# What the exercise asks
Repeat the listing in full, exactly as it stands.

# Records shown
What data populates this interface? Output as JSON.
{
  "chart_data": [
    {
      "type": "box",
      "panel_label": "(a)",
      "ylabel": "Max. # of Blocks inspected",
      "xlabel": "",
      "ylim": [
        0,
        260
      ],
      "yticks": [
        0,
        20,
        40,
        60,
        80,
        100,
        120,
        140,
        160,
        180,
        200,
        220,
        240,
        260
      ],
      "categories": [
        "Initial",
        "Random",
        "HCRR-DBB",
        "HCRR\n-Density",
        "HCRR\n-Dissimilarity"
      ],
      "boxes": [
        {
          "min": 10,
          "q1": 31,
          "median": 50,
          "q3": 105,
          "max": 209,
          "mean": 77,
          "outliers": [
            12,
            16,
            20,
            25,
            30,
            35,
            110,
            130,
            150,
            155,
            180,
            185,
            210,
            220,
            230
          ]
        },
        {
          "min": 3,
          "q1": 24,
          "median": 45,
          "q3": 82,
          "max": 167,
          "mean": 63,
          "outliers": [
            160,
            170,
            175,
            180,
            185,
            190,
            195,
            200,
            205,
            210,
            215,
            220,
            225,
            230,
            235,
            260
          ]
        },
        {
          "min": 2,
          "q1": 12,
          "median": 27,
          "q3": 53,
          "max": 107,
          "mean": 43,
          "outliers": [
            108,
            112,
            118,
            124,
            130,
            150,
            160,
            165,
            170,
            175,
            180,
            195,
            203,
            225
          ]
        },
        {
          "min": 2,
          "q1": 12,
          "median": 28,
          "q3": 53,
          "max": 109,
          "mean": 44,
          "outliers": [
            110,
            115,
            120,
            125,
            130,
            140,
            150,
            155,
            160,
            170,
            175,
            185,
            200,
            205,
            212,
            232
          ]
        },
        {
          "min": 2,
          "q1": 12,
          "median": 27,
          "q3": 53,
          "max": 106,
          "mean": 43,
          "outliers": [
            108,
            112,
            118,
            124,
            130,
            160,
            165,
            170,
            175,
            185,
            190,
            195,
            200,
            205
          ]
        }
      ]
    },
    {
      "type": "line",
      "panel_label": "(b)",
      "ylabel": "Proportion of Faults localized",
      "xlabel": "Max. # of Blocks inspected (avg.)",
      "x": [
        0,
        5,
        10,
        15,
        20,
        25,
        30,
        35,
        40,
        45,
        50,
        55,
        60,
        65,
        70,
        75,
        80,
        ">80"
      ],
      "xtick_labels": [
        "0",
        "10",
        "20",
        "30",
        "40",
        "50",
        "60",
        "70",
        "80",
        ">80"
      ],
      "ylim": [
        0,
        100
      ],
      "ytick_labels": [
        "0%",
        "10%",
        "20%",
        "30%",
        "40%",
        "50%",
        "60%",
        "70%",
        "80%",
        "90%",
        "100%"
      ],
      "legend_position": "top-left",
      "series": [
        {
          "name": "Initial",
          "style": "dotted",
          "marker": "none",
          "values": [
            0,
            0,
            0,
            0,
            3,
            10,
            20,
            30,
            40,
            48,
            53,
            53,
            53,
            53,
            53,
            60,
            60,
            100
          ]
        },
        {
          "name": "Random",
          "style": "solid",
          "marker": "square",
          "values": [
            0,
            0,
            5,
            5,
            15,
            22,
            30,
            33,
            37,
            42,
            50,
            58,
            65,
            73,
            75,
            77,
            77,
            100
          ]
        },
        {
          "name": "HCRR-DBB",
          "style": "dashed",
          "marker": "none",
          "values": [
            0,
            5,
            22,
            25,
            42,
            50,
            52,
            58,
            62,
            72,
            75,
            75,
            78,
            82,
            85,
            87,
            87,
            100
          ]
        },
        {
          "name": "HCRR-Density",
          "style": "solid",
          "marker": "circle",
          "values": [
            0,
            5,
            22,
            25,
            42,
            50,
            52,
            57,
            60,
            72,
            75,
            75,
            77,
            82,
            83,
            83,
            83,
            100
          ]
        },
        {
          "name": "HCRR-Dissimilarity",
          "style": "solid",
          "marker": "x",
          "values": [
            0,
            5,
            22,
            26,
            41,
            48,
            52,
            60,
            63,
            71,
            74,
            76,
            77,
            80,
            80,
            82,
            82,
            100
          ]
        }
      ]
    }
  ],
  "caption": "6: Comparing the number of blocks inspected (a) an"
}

# Worked answer
What data populates this interface? Output as JSON.
{
  "chart_data": [
    {
      "type": "box",
      "panel_label": "(a)",
      "ylabel": "Max. # of Blocks inspected",
      "xlabel": "",
      "ylim": [
        0,
        260
      ],
      "yticks": [
        0,
        20,
        40,
        60,
        80,
        100,
        120,
        140,
        160,
        180,
        200,
        220,
        240,
        260
      ],
      "categories": [
        "Initial",
        "Random",
        "HCRR-DBB",
        "HCRR\n-Density",
        "HCRR\n-Dissimilarity"
      ],
      "boxes": [
        {
          "min": 10,
          "q1": 31,
          "median": 50,
          "q3": 105,
          "max": 209,
          "mean": 77,
          "outliers": [
            12,
            16,
            20,
            25,
            30,
            35,
            110,
            130,
            150,
            155,
            180,
            185,
            210,
            220,
            230
          ]
        },
        {
          "min": 3,
          "q1": 24,
          "median": 45,
          "q3": 82,
          "max": 167,
          "mean": 63,
          "outliers": [
            160,
            170,
            175,
            180,
            185,
            190,
            195,
            200,
            205,
            210,
            215,
            220,
            225,
            230,
            235,
            260
          ]
        },
        {
          "min": 2,
          "q1": 12,
          "median": 27,
          "q3": 53,
          "max": 107,
          "mean": 43,
          "outliers": [
            108,
            112,
            118,
            124,
            130,
            150,
            160,
            165,
            170,
            175,
            180,
            195,
            203,
            225
          ]
        },
        {
          "min": 2,
          "q1": 12,
          "median": 28,
          "q3": 53,
          "max": 109,
          "mean": 44,
          "outliers": [
            110,
            115,
            120,
            125,
            130,
            140,
            150,
            155,
            160,
            170,
            175,
            185,
            200,
            205,
            212,
            232
          ]
        },
        {
          "min": 2,
          "q1": 12,
          "median": 27,
          "q3": 53,
          "max": 106,
          "mean": 43,
          "outliers": [
            108,
            112,
            118,
            124,
            130,
            160,
            165,
            170,
            175,
            185,
            190,
            195,
            200,
            205
          ]
        }
      ]
    },
    {
      "type": "line",
      "panel_label": "(b)",
      "ylabel": "Proportion of Faults localized",
      "xlabel": "Max. # of Blocks inspected (avg.)",
      "x": [
        0,
        5,
        10,
        15,
        20,
        25,
        30,
        35,
        40,
        45,
        50,
        55,
        60,
        65,
        70,
        75,
        80,
        ">80"
      ],
      "xtick_labels": [
        "0",
        "10",
        "20",
        "30",
        "40",
        "50",
        "60",
        "70",
        "80",
        ">80"
      ],
      "ylim": [
        0,
        100
      ],
      "ytick_labels": [
        "0%",
        "10%",
        "20%",
        "30%",
        "40%",
        "50%",
        "60%",
        "70%",
        "80%",
        "90%",
        "100%"
      ],
      "legend_position": "top-left",
      "series": [
        {
          "name": "Initial",
          "style": "dotted",
          "marker": "none",
          "values": [
            0,
            0,
            0,
            0,
            3,
            10,
            20,
            30,
            40,
            48,
            53,
            53,
            53,
            53,
            53,
            60,
            60,
            100
          ]
        },
        {
          "name": "Random",
          "style": "solid",
          "marker": "square",
          "values": [
            0,
            0,
            5,
            5,
            15,
            22,
            30,
            33,
            37,
            42,
            50,
            58,
            65,
            73,
            75,
            77,
            77,
            100
          ]
        },
        {
          "name": "HCRR-DBB",
          "style": "dashed",
          "marker": "none",
          "values": [
            0,
            5,
            22,
            25,
            42,
            50,
            52,
            58,
            62,
            72,
            75,
            75,
            78,
            82,
            85,
            87,
            87,
            100
          ]
        },
        {
          "name": "HCRR-Density",
          "style": "solid",
          "marker": "circle",
          "values": [
            0,
            5,
            22,
            25,
            42,
            50,
            52,
            57,
            60,
            72,
            75,
            75,
            77,
            82,
            83,
            83,
            83,
            100
          ]
        },
        {
          "name": "HCRR-Dissimilarity",
          "style": "solid",
          "marker": "x",
          "values": [
            0,
            5,
            22,
            26,
            41,
            48,
            52,
            60,
            63,
            71,
            74,
            76,
            77,
            80,
            80,
            82,
            82,
            100
          ]
        }
      ]
    }
  ],
  "caption": "6: Comparing the number of blocks inspected (a) an"
}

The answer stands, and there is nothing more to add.